Top of Data provided
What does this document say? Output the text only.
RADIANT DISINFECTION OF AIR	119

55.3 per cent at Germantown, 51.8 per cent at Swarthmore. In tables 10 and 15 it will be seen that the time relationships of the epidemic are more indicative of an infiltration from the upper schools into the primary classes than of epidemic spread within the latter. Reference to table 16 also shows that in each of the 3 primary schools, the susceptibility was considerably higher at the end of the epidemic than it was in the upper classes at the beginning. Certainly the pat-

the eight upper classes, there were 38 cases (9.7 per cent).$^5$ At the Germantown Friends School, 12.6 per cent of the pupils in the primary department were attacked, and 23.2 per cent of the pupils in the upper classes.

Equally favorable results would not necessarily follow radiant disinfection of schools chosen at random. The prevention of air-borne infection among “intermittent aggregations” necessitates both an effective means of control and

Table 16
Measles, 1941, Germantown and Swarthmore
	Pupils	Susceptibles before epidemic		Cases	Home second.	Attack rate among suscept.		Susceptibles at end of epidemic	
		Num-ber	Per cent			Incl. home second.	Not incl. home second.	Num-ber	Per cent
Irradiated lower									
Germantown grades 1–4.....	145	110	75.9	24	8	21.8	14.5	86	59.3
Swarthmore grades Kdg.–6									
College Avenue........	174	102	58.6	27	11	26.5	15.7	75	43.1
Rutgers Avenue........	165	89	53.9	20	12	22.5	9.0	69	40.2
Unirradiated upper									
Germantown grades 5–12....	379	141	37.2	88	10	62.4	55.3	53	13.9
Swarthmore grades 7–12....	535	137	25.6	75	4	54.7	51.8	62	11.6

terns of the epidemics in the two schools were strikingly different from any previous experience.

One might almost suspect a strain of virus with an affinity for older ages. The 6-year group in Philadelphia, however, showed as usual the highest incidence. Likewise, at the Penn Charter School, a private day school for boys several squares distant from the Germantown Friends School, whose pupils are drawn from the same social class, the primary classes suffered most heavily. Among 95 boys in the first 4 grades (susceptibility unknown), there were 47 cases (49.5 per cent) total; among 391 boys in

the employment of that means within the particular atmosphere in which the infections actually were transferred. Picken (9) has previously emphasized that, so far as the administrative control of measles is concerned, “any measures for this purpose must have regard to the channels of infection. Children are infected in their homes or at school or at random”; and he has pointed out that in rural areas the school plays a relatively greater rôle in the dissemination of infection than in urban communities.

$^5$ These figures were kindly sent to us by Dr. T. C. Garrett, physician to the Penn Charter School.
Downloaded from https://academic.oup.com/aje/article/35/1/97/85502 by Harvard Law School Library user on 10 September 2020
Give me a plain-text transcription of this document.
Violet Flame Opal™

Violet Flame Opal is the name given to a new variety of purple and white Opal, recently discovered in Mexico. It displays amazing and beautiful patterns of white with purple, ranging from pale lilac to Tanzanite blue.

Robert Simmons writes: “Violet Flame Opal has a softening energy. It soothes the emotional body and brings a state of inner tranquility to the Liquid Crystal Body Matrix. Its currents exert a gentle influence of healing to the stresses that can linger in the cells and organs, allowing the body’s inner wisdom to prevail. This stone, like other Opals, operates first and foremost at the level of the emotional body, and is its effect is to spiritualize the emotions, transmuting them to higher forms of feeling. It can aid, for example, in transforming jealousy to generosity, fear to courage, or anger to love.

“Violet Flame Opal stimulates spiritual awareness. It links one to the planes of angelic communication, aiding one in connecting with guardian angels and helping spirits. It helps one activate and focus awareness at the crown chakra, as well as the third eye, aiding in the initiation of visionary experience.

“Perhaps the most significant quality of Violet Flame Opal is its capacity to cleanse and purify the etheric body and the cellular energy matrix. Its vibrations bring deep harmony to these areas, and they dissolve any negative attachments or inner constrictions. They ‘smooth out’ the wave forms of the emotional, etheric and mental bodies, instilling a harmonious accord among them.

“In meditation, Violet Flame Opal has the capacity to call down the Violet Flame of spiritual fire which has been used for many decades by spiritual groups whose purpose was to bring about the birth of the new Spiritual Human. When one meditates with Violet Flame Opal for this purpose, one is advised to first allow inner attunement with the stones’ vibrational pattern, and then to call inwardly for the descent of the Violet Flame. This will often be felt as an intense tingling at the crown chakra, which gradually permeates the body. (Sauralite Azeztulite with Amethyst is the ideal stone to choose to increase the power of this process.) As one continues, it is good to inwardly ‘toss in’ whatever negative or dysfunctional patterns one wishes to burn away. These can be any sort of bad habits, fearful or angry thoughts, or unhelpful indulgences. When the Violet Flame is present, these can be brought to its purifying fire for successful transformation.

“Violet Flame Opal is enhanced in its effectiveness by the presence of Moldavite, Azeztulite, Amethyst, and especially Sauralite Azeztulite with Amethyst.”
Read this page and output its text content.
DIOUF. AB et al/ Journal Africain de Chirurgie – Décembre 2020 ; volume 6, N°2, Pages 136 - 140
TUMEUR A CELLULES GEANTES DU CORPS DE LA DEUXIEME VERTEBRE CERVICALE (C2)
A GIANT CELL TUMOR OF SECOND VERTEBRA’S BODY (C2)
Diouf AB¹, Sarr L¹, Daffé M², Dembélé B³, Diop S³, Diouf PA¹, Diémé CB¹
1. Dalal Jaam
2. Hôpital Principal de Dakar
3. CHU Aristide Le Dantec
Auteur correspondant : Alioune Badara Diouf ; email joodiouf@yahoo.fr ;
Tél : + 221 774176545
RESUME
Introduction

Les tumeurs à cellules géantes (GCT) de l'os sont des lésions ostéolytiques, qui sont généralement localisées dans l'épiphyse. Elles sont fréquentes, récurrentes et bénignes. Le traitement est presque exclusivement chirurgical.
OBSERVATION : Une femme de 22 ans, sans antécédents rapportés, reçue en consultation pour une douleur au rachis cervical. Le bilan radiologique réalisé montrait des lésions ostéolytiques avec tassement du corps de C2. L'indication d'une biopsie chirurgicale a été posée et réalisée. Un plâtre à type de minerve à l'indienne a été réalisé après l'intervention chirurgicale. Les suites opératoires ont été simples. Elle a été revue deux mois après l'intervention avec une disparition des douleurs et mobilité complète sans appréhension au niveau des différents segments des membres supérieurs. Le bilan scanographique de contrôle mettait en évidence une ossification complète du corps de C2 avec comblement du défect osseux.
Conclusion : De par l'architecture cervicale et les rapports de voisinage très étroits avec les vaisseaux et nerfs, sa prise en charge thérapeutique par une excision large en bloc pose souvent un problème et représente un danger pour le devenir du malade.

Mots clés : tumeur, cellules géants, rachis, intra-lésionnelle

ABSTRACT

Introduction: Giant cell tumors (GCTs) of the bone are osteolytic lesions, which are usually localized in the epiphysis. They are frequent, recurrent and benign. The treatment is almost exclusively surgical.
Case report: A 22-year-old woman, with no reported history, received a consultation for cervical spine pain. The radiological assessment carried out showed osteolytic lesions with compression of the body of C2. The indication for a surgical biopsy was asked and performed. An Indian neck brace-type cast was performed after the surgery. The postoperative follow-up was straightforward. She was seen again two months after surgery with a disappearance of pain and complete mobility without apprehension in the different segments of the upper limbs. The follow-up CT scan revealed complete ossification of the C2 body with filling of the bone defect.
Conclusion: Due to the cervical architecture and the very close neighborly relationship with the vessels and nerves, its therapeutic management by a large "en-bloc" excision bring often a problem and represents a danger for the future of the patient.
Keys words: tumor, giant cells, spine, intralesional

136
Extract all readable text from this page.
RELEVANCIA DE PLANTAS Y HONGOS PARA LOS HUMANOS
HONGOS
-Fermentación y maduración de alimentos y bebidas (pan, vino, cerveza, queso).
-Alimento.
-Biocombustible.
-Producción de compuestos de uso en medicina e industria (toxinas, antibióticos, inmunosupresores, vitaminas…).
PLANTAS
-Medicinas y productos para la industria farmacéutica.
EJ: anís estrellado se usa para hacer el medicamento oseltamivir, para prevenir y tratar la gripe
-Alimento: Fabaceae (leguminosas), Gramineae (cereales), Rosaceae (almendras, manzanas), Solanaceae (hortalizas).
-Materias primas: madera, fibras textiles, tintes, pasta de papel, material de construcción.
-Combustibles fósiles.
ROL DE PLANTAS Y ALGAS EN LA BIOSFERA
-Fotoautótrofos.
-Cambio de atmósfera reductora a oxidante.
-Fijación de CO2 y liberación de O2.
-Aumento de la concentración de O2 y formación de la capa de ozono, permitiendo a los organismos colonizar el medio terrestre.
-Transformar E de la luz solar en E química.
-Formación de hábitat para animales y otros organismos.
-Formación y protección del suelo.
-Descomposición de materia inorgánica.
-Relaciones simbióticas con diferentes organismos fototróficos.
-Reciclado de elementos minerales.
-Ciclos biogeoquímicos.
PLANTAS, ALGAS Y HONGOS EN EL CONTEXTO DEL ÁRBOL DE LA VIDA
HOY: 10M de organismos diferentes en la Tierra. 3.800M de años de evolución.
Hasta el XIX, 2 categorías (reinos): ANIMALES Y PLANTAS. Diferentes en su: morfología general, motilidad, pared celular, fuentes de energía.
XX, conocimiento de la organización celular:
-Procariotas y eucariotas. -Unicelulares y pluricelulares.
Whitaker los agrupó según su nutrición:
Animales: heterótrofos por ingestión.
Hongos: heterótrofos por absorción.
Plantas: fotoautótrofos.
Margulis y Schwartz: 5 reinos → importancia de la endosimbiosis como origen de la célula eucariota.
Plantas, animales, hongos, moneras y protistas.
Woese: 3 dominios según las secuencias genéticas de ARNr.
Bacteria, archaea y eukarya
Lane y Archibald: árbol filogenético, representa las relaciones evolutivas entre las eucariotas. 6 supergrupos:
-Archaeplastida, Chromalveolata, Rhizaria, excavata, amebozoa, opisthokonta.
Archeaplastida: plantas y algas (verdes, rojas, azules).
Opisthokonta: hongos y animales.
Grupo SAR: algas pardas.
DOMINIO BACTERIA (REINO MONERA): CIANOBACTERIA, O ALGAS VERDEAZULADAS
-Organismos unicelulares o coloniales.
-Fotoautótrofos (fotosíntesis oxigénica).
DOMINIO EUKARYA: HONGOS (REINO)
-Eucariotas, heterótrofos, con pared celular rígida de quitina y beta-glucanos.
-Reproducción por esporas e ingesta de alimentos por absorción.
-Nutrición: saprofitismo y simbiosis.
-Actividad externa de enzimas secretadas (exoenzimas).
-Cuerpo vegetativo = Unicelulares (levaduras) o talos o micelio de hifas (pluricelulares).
Bottom of Data provided
Required action: Return every line from the entries above that includes the word "there".

Exercise response:
the eight upper classes, there were 38 cases (9.7 per cent).$^5$ At the Germantown Friends School, 12.6 per cent of the pupils in the primary department were attacked, and 23.2 per cent of the pupils in the upper classes.
One might almost suspect a strain of virus with an affinity for older ages. The 6-year group in Philadelphia, however, showed as usual the highest incidence. Likewise, at the Penn Charter School, a private day school for boys several squares distant from the Germantown Friends School, whose pupils are drawn from the same social class, the primary classes suffered most heavily. Among 95 boys in the first 4 grades (susceptibility unknown), there were 47 cases (49.5 per cent) total; among 391 boys in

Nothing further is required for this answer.